── Given data ──

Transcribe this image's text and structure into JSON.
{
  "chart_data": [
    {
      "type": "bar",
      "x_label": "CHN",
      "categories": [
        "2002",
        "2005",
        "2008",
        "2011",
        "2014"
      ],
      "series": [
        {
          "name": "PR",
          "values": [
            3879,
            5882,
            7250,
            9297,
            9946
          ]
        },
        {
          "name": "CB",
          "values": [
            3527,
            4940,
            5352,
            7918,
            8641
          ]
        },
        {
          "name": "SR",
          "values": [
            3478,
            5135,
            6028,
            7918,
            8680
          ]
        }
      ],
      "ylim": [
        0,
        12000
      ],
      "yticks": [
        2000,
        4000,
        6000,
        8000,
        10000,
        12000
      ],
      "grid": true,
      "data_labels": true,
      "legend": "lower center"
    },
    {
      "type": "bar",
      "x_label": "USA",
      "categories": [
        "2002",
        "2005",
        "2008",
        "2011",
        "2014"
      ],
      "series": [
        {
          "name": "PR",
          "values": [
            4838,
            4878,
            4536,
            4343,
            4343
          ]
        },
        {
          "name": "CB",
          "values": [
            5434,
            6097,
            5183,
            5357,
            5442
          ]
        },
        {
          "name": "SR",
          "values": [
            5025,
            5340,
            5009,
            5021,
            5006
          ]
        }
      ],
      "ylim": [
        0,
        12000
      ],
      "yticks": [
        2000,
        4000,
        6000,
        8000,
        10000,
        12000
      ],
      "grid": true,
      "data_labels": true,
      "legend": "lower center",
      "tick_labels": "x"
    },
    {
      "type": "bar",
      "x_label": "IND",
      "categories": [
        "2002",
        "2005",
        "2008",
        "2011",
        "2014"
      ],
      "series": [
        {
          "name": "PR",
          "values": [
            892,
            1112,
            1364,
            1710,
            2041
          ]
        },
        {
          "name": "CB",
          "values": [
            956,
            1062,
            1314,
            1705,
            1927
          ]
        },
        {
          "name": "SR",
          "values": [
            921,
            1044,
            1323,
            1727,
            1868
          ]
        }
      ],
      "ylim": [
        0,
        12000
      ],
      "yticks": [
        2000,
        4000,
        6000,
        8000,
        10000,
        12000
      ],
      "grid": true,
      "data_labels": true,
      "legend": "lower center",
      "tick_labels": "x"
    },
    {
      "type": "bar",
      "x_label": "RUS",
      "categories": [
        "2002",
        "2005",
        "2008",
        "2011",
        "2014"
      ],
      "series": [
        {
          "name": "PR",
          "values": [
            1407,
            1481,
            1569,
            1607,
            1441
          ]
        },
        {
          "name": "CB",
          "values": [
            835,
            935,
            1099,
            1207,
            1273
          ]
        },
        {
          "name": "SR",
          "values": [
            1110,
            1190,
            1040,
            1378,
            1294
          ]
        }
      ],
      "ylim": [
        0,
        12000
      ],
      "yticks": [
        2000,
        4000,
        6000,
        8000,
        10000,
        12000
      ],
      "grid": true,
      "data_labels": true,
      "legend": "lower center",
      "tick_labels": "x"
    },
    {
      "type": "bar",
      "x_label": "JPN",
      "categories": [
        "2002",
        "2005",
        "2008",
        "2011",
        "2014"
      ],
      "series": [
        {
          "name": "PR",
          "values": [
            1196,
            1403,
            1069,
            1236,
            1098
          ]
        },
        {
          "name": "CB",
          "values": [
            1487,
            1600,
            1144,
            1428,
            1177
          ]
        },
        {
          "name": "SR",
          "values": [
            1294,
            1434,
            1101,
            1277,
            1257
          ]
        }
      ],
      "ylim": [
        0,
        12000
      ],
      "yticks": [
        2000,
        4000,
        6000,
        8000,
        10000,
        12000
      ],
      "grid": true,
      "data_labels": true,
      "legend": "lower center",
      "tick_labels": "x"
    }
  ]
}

───

- What is expected -
Using the listing above, please repeat every entry exactly.

- Written solution -
Transcribe this image's text and structure into JSON.
{
  "chart_data": [
    {
      "type": "bar",
      "x_label": "CHN",
      "categories": [
        "2002",
        "2005",
        "2008",
        "2011",
        "2014"
      ],
      "series": [
        {
          "name": "PR",
          "values": [
            3879,
            5882,
            7250,
            9297,
            9946
          ]
        },
        {
          "name": "CB",
          "values": [
            3527,
            4940,
            5352,
            7918,
            8641
          ]
        },
        {
          "name": "SR",
          "values": [
            3478,
            5135,
            6028,
            7918,
            8680
          ]
        }
      ],
      "ylim": [
        0,
        12000
      ],
      "yticks": [
        2000,
        4000,
        6000,
        8000,
        10000,
        12000
      ],
      "grid": true,
      "data_labels": true,
      "legend": "lower center"
    },
    {
      "type": "bar",
      "x_label": "USA",
      "categories": [
        "2002",
        "2005",
        "2008",
        "2011",
        "2014"
      ],
      "series": [
        {
          "name": "PR",
          "values": [
            4838,
            4878,
            4536,
            4343,
            4343
          ]
        },
        {
          "name": "CB",
          "values": [
            5434,
            6097,
            5183,
            5357,
            5442
          ]
        },
        {
          "name": "SR",
          "values": [
            5025,
            5340,
            5009,
            5021,
            5006
          ]
        }
      ],
      "ylim": [
        0,
        12000
      ],
      "yticks": [
        2000,
        4000,
        6000,
        8000,
        10000,
        12000
      ],
      "grid": true,
      "data_labels": true,
      "legend": "lower center",
      "tick_labels": "x"
    },
    {
      "type": "bar",
      "x_label": "IND",
      "categories": [
        "2002",
        "2005",
        "2008",
        "2011",
        "2014"
      ],
      "series": [
        {
          "name": "PR",
          "values": [
            892,
            1112,
            1364,
            1710,
            2041
          ]
        },
        {
          "name": "CB",
          "values": [
            956,
            1062,
            1314,
            1705,
            1927
          ]
        },
        {
          "name": "SR",
          "values": [
            921,
            1044,
            1323,
            1727,
            1868
          ]
        }
      ],
      "ylim": [
        0,
        12000
      ],
      "yticks": [
        2000,
        4000,
        6000,
        8000,
        10000,
        12000
      ],
      "grid": true,
      "data_labels": true,
      "legend": "lower center",
      "tick_labels": "x"
    },
    {
      "type": "bar",
      "x_label": "RUS",
      "categories": [
        "2002",
        "2005",
        "2008",
        "2011",
        "2014"
      ],
      "series": [
        {
          "name": "PR",
          "values": [
            1407,
            1481,
            1569,
            1607,
            1441
          ]
        },
        {
          "name": "CB",
          "values": [
            835,
            935,
            1099,
            1207,
            1273
          ]
        },
        {
          "name": "SR",
          "values": [
            1110,
            1190,
            1040,
            1378,
            1294
          ]
        }
      ],
      "ylim": [
        0,
        12000
      ],
      "yticks": [
        2000,
        4000,
        6000,
        8000,
        10000,
        12000
      ],
      "grid": true,
      "data_labels": true,
      "legend": "lower center",
      "tick_labels": "x"
    },
    {
      "type": "bar",
      "x_label": "JPN",
      "categories": [
        "2002",
        "2005",
        "2008",
        "2011",
        "2014"
      ],
      "series": [
        {
          "name": "PR",
          "values": [
            1196,
            1403,
            1069,
            1236,
            1098
          ]
        },
        {
          "name": "CB",
          "values": [
            1487,
            1600,
            1144,
            1428,
            1177
          ]
        },
        {
          "name": "SR",
          "values": [
            1294,
            1434,
            1101,
            1277,
            1257
          ]
        }
      ],
      "ylim": [
        0,
        12000
      ],
      "yticks": [
        2000,
        4000,
        6000,
        8000,
        10000,
        12000
      ],
      "grid": true,
      "data_labels": true,
      "legend": "lower center",
      "tick_labels": "x"
    }
  ]
}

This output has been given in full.